What is asked »
Scan the records below. List lines holding "Consumption".

============

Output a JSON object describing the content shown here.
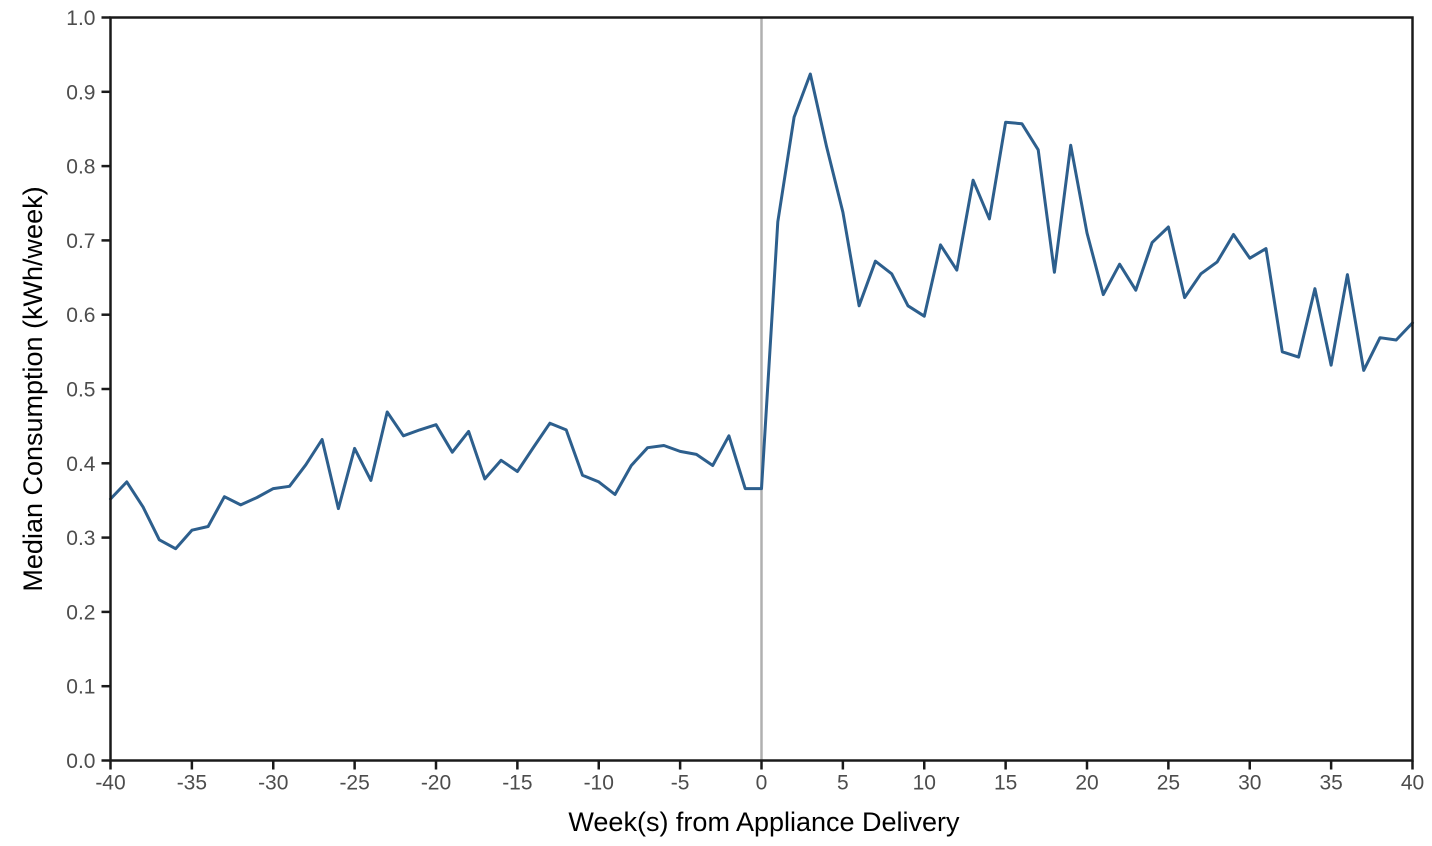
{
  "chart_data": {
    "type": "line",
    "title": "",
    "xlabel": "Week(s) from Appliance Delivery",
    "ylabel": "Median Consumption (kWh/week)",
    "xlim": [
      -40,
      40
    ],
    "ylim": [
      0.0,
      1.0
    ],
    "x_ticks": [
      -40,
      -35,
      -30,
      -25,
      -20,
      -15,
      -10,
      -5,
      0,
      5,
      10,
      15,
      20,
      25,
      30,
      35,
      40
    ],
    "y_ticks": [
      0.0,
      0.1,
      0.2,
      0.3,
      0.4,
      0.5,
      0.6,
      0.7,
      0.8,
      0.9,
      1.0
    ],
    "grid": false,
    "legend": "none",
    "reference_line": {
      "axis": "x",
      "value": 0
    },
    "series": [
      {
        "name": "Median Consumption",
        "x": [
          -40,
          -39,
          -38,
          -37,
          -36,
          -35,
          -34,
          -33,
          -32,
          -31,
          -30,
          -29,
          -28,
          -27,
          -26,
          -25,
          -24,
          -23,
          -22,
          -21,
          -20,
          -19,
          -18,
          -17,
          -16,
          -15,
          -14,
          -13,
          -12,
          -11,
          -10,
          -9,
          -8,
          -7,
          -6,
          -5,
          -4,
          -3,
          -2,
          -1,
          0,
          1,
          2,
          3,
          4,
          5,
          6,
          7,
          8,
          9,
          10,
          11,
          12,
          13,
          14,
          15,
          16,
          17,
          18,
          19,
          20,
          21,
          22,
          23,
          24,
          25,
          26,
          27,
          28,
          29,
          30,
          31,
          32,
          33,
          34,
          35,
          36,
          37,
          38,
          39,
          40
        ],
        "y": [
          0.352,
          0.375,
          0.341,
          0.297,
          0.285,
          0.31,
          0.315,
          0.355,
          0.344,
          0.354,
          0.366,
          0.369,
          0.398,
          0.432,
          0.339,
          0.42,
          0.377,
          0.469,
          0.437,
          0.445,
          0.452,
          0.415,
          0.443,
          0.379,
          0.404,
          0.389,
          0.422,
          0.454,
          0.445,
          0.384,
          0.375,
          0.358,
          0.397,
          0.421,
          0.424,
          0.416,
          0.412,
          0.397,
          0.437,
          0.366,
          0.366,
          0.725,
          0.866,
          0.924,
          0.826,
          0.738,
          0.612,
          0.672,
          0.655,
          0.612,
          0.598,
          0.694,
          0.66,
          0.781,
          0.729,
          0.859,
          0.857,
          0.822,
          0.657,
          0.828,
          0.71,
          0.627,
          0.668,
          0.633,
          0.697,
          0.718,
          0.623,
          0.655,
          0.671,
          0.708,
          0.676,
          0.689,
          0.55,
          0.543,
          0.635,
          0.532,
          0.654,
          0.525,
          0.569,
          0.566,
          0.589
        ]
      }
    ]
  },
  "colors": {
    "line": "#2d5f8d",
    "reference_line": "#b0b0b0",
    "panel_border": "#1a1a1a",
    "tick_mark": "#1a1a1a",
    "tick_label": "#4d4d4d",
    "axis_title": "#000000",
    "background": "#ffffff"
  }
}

============

Finished task »
    "ylabel": "Median Consumption (kWh/week)",
        "name": "Median Consumption",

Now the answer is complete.